- Data rows
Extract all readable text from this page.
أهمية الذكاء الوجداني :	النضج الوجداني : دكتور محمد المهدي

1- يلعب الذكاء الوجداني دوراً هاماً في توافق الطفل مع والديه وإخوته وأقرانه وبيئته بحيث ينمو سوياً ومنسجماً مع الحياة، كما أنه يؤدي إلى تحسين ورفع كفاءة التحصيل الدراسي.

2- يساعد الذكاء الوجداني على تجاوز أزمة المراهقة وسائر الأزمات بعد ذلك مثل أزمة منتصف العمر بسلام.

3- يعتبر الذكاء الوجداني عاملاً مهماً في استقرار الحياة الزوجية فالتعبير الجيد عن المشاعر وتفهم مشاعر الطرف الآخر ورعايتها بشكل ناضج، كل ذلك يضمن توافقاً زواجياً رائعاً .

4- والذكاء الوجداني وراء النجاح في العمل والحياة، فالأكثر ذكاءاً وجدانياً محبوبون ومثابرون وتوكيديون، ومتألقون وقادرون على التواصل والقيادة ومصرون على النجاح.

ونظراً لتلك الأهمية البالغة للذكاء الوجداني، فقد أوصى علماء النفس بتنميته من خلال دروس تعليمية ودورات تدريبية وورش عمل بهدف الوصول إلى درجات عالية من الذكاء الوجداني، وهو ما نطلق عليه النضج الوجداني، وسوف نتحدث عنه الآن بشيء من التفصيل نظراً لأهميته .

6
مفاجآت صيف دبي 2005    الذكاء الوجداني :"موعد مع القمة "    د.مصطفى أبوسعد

---

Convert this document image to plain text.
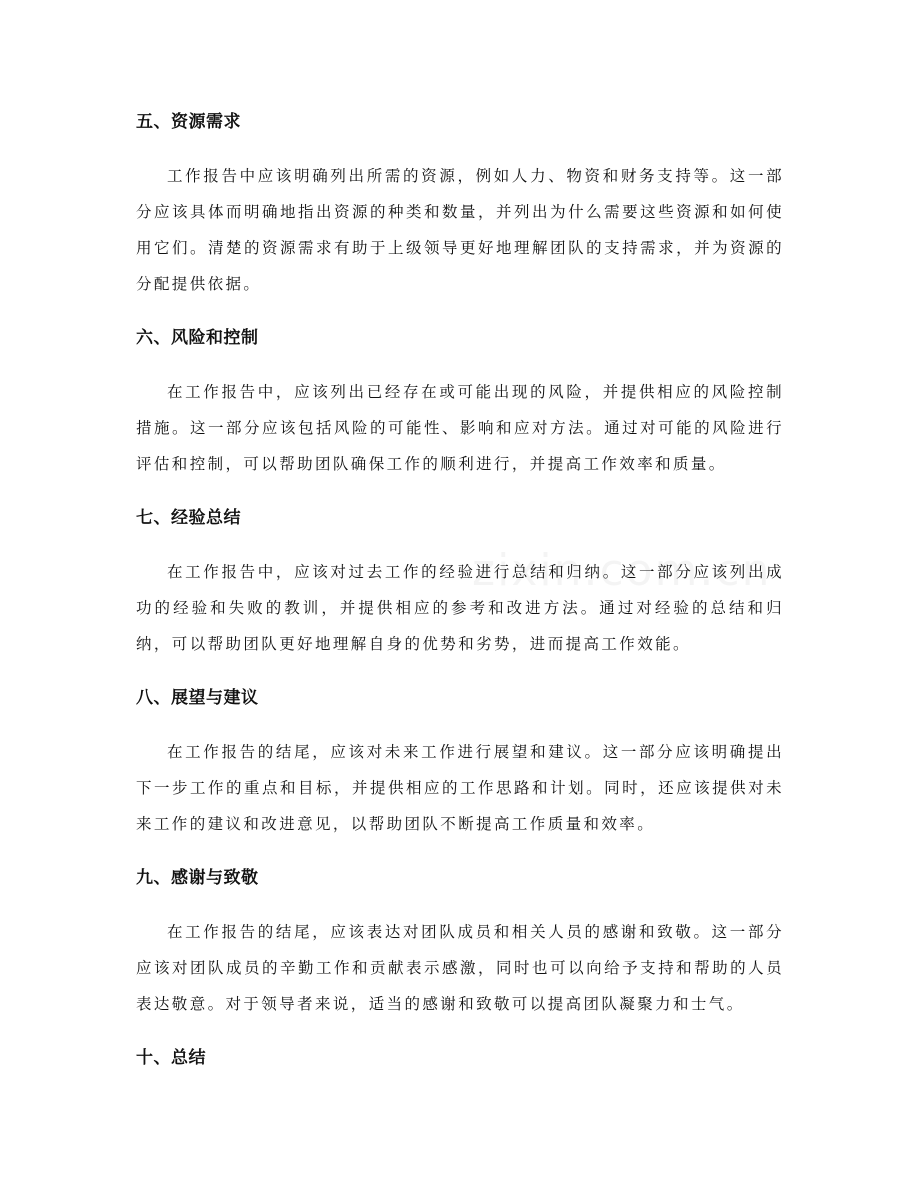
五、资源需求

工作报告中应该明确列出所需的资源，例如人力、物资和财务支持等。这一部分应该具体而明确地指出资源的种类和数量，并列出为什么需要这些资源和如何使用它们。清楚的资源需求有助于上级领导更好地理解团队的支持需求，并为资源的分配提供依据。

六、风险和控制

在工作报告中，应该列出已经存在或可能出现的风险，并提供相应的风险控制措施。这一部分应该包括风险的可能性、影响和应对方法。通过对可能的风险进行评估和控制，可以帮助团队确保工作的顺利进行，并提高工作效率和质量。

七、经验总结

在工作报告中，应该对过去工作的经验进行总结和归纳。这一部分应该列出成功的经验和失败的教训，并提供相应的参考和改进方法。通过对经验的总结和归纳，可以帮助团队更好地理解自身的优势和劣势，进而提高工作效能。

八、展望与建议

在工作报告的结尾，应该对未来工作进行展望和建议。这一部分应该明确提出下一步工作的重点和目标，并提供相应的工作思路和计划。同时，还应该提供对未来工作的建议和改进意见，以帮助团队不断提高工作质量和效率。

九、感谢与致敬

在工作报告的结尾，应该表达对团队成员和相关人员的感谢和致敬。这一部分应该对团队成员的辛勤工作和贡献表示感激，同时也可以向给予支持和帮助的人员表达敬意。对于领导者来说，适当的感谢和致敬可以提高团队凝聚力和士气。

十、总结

- To be done
Report only a number: how many lines in the material above contain the string "this".

- Written answer
2